» To be done:
Copy out every line in which the string "повідомлено" occurs.

» Records shown:
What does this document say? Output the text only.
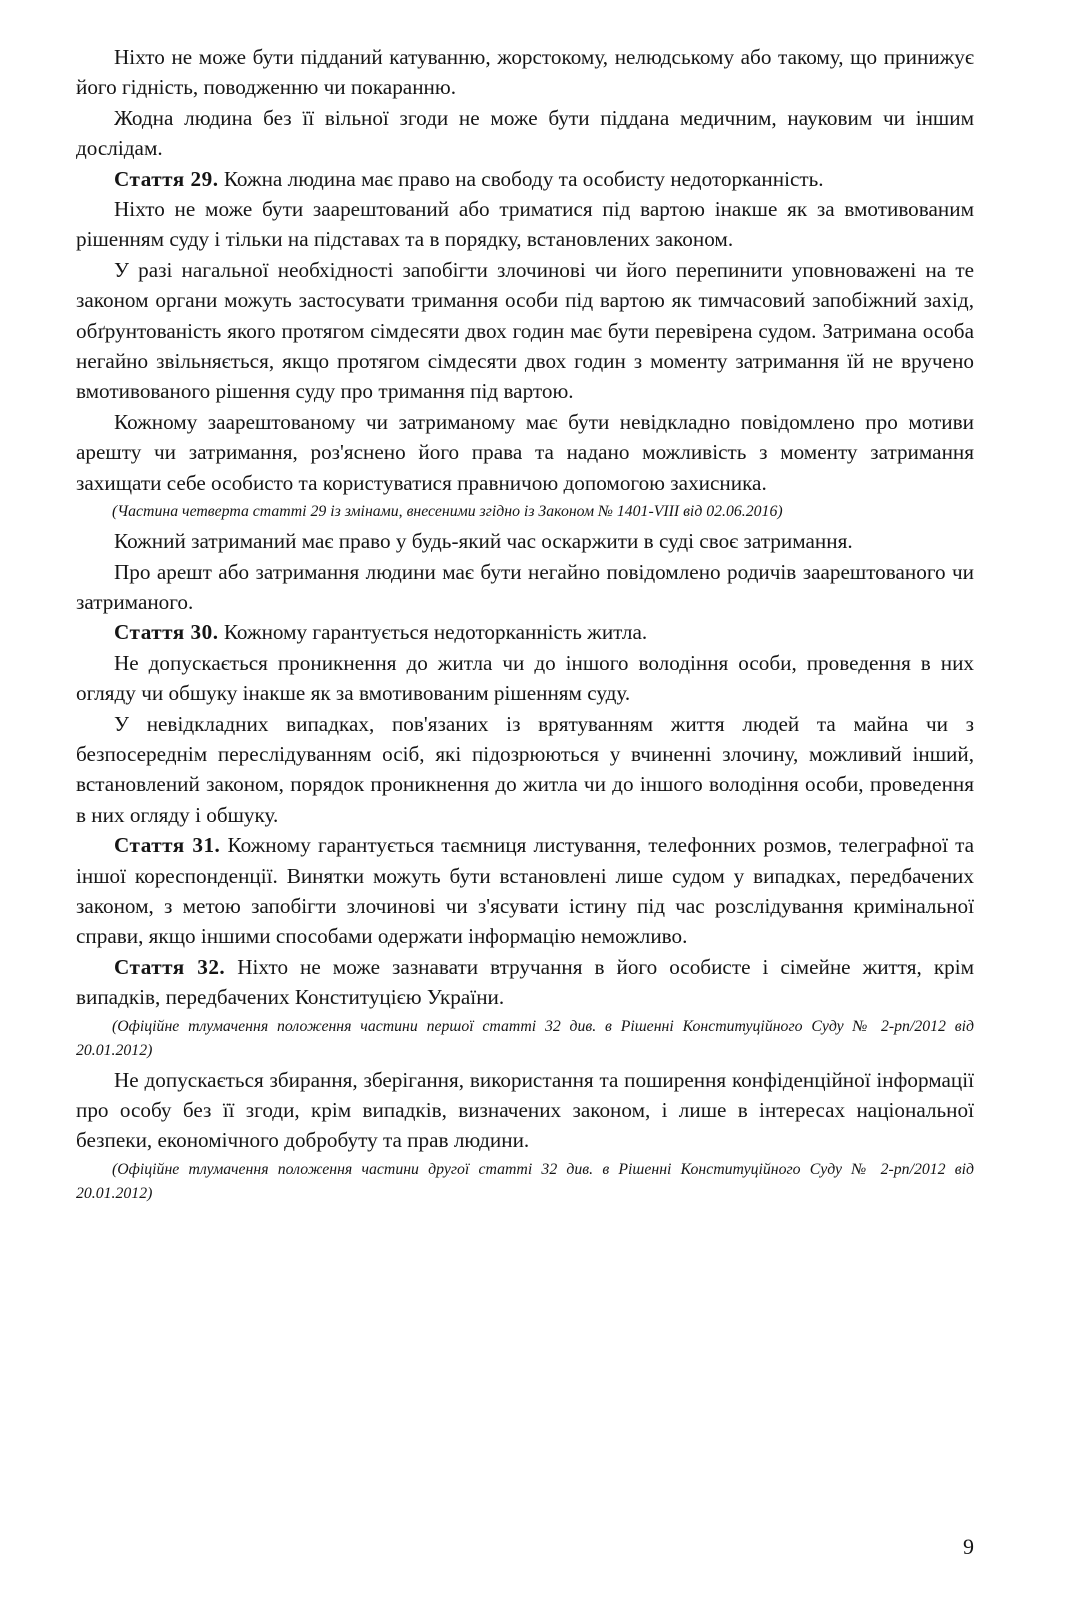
Ніхто не може бути підданий катуванню, жорстокому, нелюдському або такому, що принижує його гідність, поводженню чи покаранню.

Жодна людина без її вільної згоди не може бути піддана медичним, науковим чи іншим дослідам.

Стаття 29. Кожна людина має право на свободу та особисту недоторканність.

Ніхто не може бути заарештований або триматися під вартою інакше як за вмотивованим рішенням суду і тільки на підставах та в порядку, встановлених законом.

У разі нагальної необхідності запобігти злочинові чи його перепинити уповноважені на те законом органи можуть застосувати тримання особи під вартою як тимчасовий запобіжний захід, обґрунтованість якого протягом сімдесяти двох годин має бути перевірена судом. Затримана особа негайно звільняється, якщо протягом сімдесяти двох годин з моменту затримання їй не вручено вмотивованого рішення суду про тримання під вартою.

Кожному заарештованому чи затриманому має бути невідкладно повідомлено про мотиви арешту чи затримання, роз'яснено його права та надано можливість з моменту затримання захищати себе особисто та користуватися правничою допомогою захисника.

(Частина четверта статті 29 із змінами, внесеними згідно із Законом № 1401-VIII від 02.06.2016)

Кожний затриманий має право у будь-який час оскаржити в суді своє затримання.

Про арешт або затримання людини має бути негайно повідомлено родичів заарештованого чи затриманого.

Стаття 30. Кожному гарантується недоторканність житла.

Не допускається проникнення до житла чи до іншого володіння особи, проведення в них огляду чи обшуку інакше як за вмотивованим рішенням суду.

У невідкладних випадках, пов'язаних із врятуванням життя людей та майна чи з безпосереднім переслідуванням осіб, які підозрюються у вчиненні злочину, можливий інший, встановлений законом, порядок проникнення до житла чи до іншого володіння особи, проведення в них огляду і обшуку.

Стаття 31. Кожному гарантується таємниця листування, телефонних розмов, телеграфної та іншої кореспонденції. Винятки можуть бути встановлені лише судом у випадках, передбачених законом, з метою запобігти злочинові чи з'ясувати істину під час розслідування кримінальної справи, якщо іншими способами одержати інформацію неможливо.

Стаття 32. Ніхто не може зазнавати втручання в його особисте і сімейне життя, крім випадків, передбачених Конституцією України.

(Офіційне тлумачення положення частини першої статті 32 див. в Рішенні Конституційного Суду № 2-рп/2012 від 20.01.2012)

Не допускається збирання, зберігання, використання та поширення конфіденційної інформації про особу без її згоди, крім випадків, визначених законом, і лише в інтересах національної безпеки, економічного добробуту та прав людини.

(Офіційне тлумачення положення частини другої статті 32 див. в Рішенні Конституційного Суду № 2-рп/2012 від 20.01.2012)

9
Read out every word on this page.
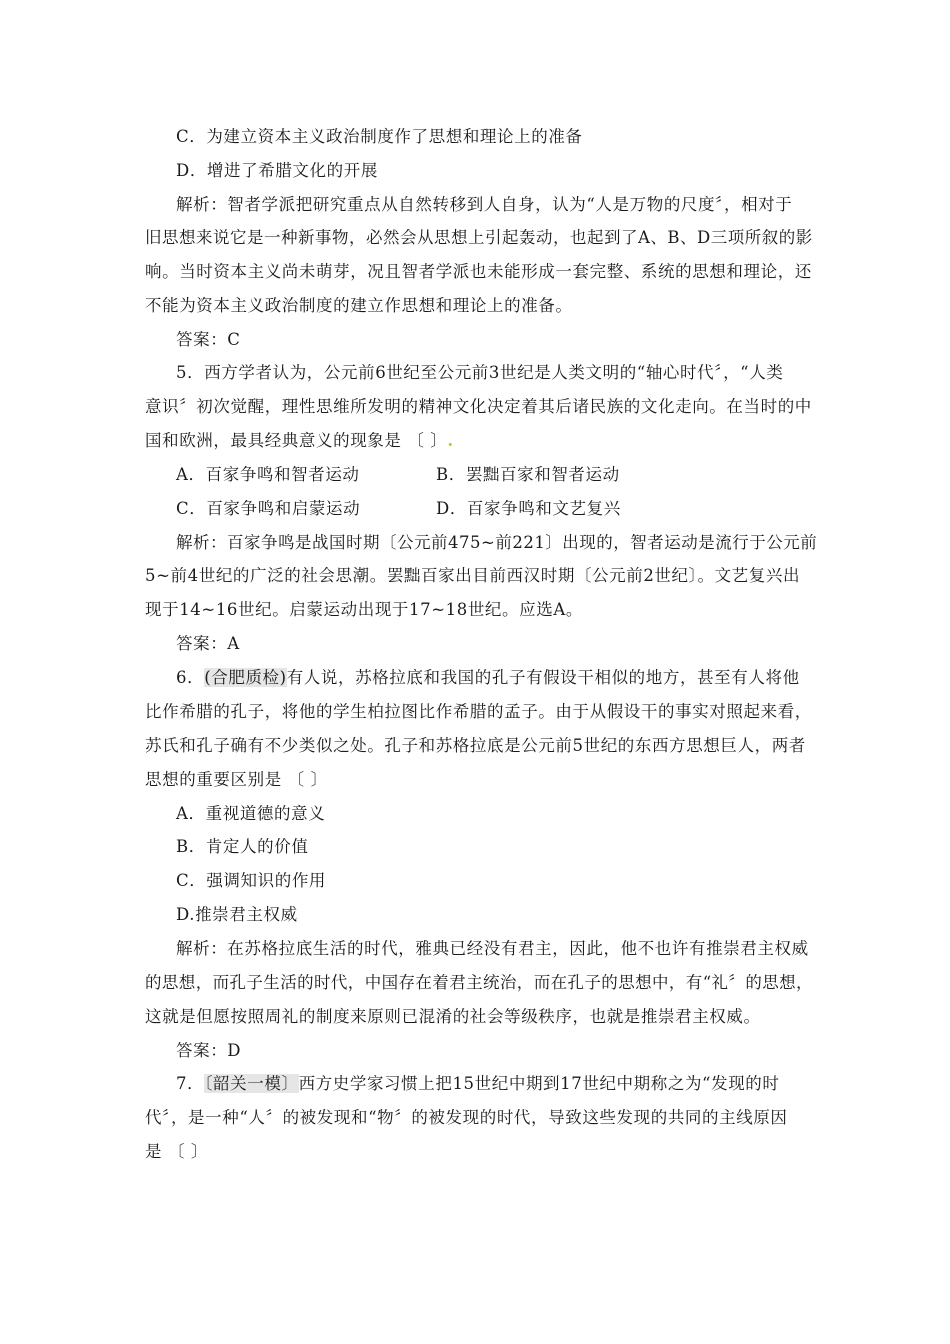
C．为建立资本主义政治制度作了思想和理论上的准备
D．增进了希腊文化的开展
解析：智者学派把研究重点从自然转移到人自身，认为“人是万物的尺度〞，相对于
旧思想来说它是一种新事物，必然会从思想上引起轰动，也起到了A、B、D三项所叙的影
响。当时资本主义尚未萌芽，况且智者学派也未能形成一套完整、系统的思想和理论，还
不能为资本主义政治制度的建立作思想和理论上的准备。
答案：C
5．西方学者认为，公元前6世纪至公元前3世纪是人类文明的“轴心时代〞，“人类
意识〞初次觉醒，理性思维所发明的精神文化决定着其后诸民族的文化走向。在当时的中
国和欧洲，最具经典意义的现象是 〔 〕.
A．百家争鸣和智者运动	B．罢黜百家和智者运动
C．百家争鸣和启蒙运动	D．百家争鸣和文艺复兴
解析：百家争鸣是战国时期〔公元前475~前221〕出现的，智者运动是流行于公元前
5~前4世纪的广泛的社会思潮。罢黜百家出目前西汉时期〔公元前2世纪〕。文艺复兴出
现于14~16世纪。启蒙运动出现于17~18世纪。应选A。
答案：A
6．(合肥质检)有人说，苏格拉底和我国的孔子有假设干相似的地方，甚至有人将他
比作希腊的孔子，将他的学生柏拉图比作希腊的孟子。由于从假设干的事实对照起来看，
苏氏和孔子确有不少类似之处。孔子和苏格拉底是公元前5世纪的东西方思想巨人，两者
思想的重要区别是 〔 〕
A．重视道德的意义
B．肯定人的价值
C．强调知识的作用
D.推崇君主权威
解析：在苏格拉底生活的时代，雅典已经没有君主，因此，他不也许有推崇君主权威
的思想，而孔子生活的时代，中国存在着君主统治，而在孔子的思想中，有“礼〞的思想，
这就是但愿按照周礼的制度来原则已混淆的社会等级秩序，也就是推崇君主权威。
答案：D
7．〔韶关一模〕西方史学家习惯上把15世纪中期到17世纪中期称之为“发现的时
代〞，是一种“人〞的被发现和“物〞的被发现的时代，导致这些发现的共同的主线原因
是 〔 〕
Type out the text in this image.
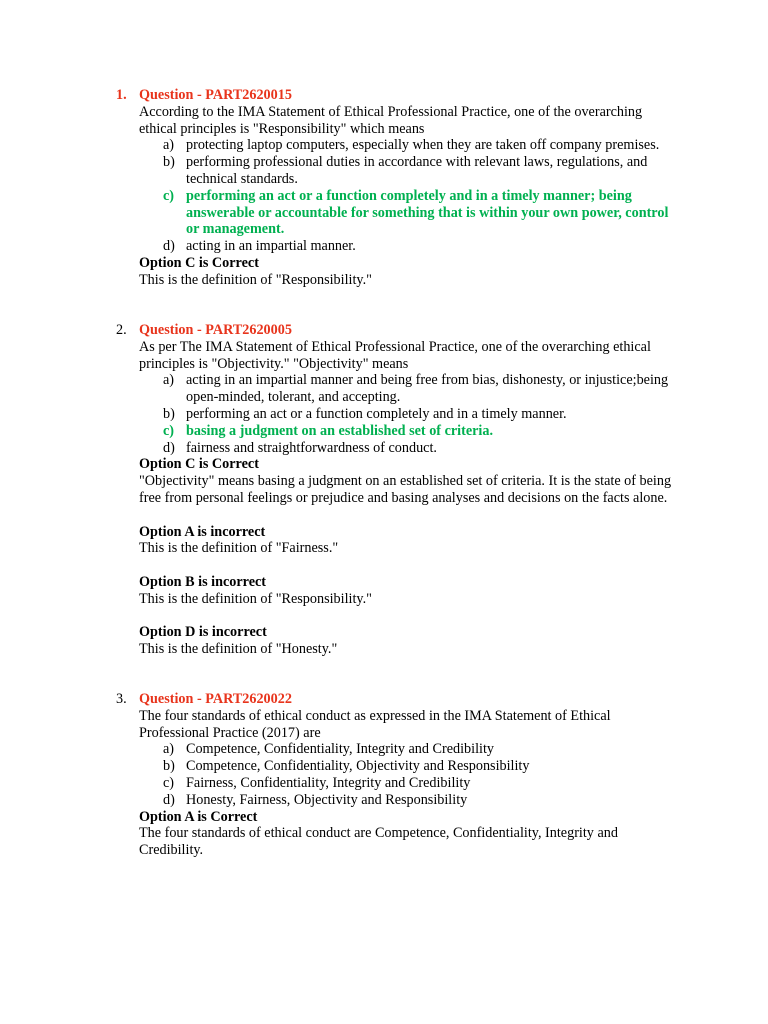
1. Question - PART2620015
According to the IMA Statement of Ethical Professional Practice, one of the overarching ethical principles is "Responsibility" which means
a) protecting laptop computers, especially when they are taken off company premises.
b) performing professional duties in accordance with relevant laws, regulations, and technical standards.
c) performing an act or a function completely and in a timely manner; being answerable or accountable for something that is within your own power, control or management.
d) acting in an impartial manner.
Option C is Correct
This is the definition of "Responsibility."
2. Question - PART2620005
As per The IMA Statement of Ethical Professional Practice, one of the overarching ethical principles is "Objectivity." "Objectivity" means
a) acting in an impartial manner and being free from bias, dishonesty, or injustice;being open-minded, tolerant, and accepting.
b) performing an act or a function completely and in a timely manner.
c) basing a judgment on an established set of criteria.
d) fairness and straightforwardness of conduct.
Option C is Correct
"Objectivity" means basing a judgment on an established set of criteria. It is the state of being free from personal feelings or prejudice and basing analyses and decisions on the facts alone.
Option A is incorrect
This is the definition of "Fairness."
Option B is incorrect
This is the definition of "Responsibility."
Option D is incorrect
This is the definition of "Honesty."
3. Question - PART2620022
The four standards of ethical conduct as expressed in the IMA Statement of Ethical Professional Practice (2017) are
a) Competence, Confidentiality, Integrity and Credibility
b) Competence, Confidentiality, Objectivity and Responsibility
c) Fairness, Confidentiality, Integrity and Credibility
d) Honesty, Fairness, Objectivity and Responsibility
Option A is Correct
The four standards of ethical conduct are Competence, Confidentiality, Integrity and Credibility.
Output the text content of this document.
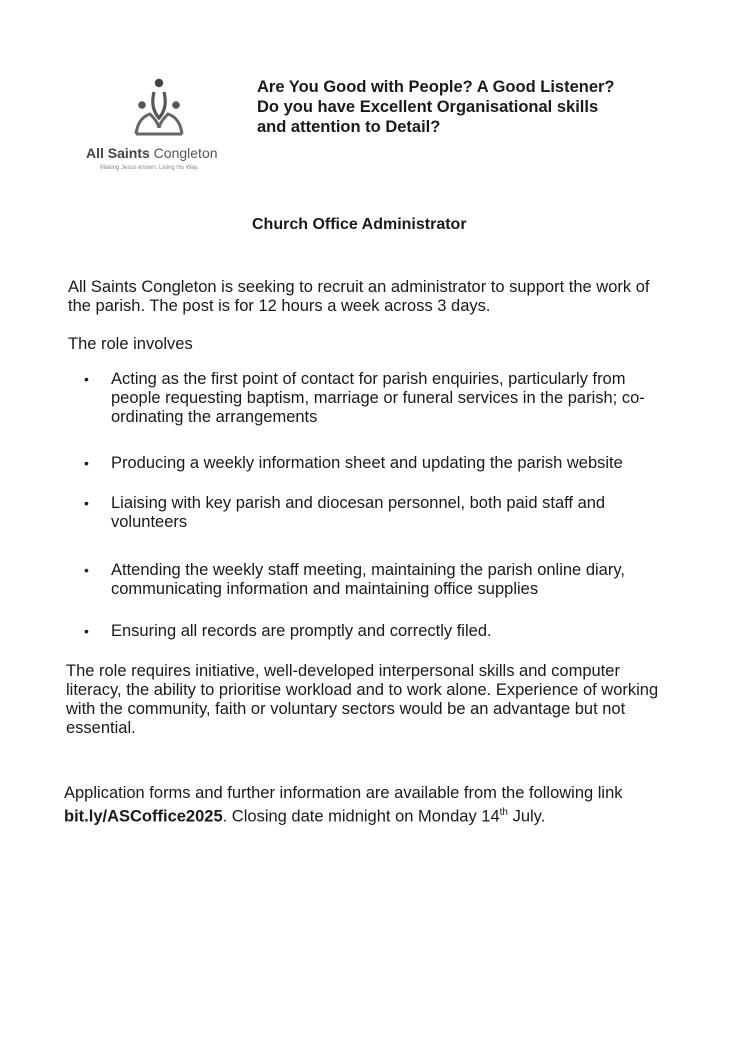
All Saints Congleton
Making Jesus known. Living his Way.
Are You Good with People? A Good Listener?
Do you have Excellent Organisational skills
and attention to Detail?
Church Office Administrator
All Saints Congleton is seeking to recruit an administrator to support the work of the parish. The post is for 12 hours a week across 3 days.
The role involves
• Acting as the first point of contact for parish enquiries, particularly from people requesting baptism, marriage or funeral services in the parish; co-ordinating the arrangements
• Producing a weekly information sheet and updating the parish website
• Liaising with key parish and diocesan personnel, both paid staff and volunteers
• Attending the weekly staff meeting, maintaining the parish online diary, communicating information and maintaining office supplies
• Ensuring all records are promptly and correctly filed.
The role requires initiative, well-developed interpersonal skills and computer literacy, the ability to prioritise workload and to work alone. Experience of working with the community, faith or voluntary sectors would be an advantage but not essential.
Application forms and further information are available from the following link
bit.ly/ASCoffice2025. Closing date midnight on Monday 14th July.
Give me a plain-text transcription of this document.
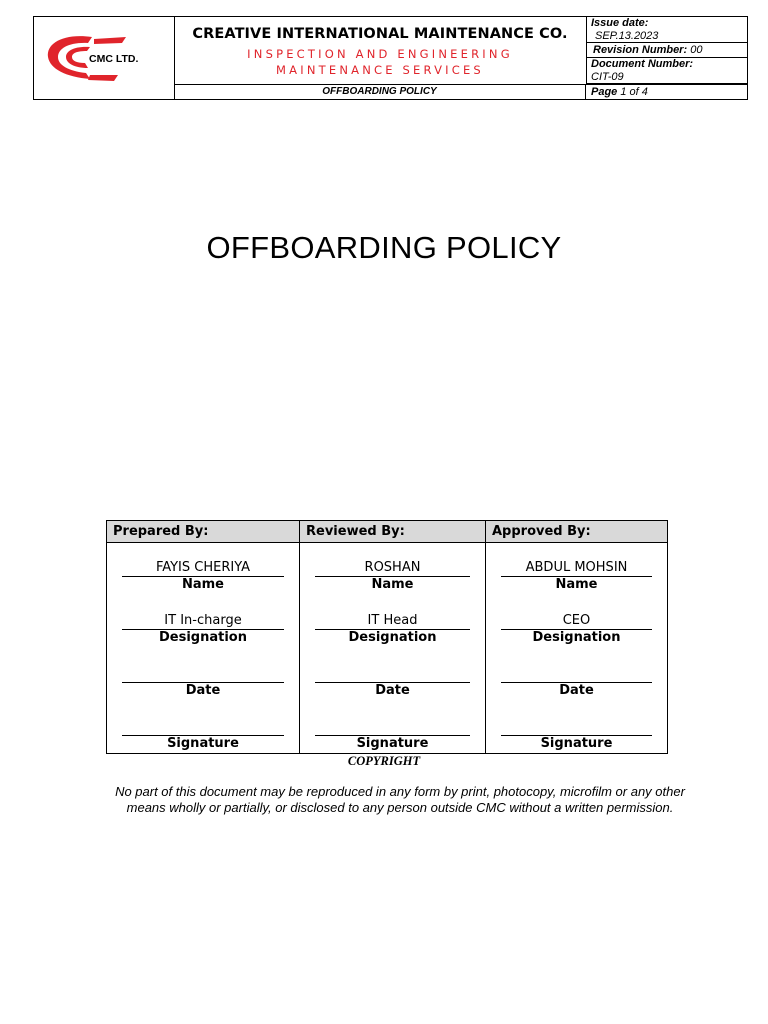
CMC LTD.
CREATIVE INTERNATIONAL MAINTENANCE CO.
INSPECTION AND ENGINEERING MAINTENANCE SERVICES
OFFBOARDING POLICY
Issue date:
SEP.13.2023
Revision Number: 00
Document Number:
CIT-09
Page 1 of 4
OFFBOARDING POLICY
Prepared By:
FAYIS CHERIYA
Name
IT In-charge
Designation
Date
Signature
Reviewed By:
ROSHAN
Name
IT Head
Designation
Date
Signature
Approved By:
ABDUL MOHSIN
Name
CEO
Designation
Date
Signature
COPYRIGHT
No part of this document may be reproduced in any form by print, photocopy, microfilm or any other means wholly or partially, or disclosed to any person outside CMC without a written permission.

» Result for this exercise:
Кожному заарештованому чи затриманому має бути невідкладно повідомлено про мотиви арешту чи затримання, роз'яснено його права та надано можливість з моменту затримання захищати себе особисто та користуватися правничою допомогою захисника.
Про арешт або затримання людини має бути негайно повідомлено родичів заарештованого чи затриманого.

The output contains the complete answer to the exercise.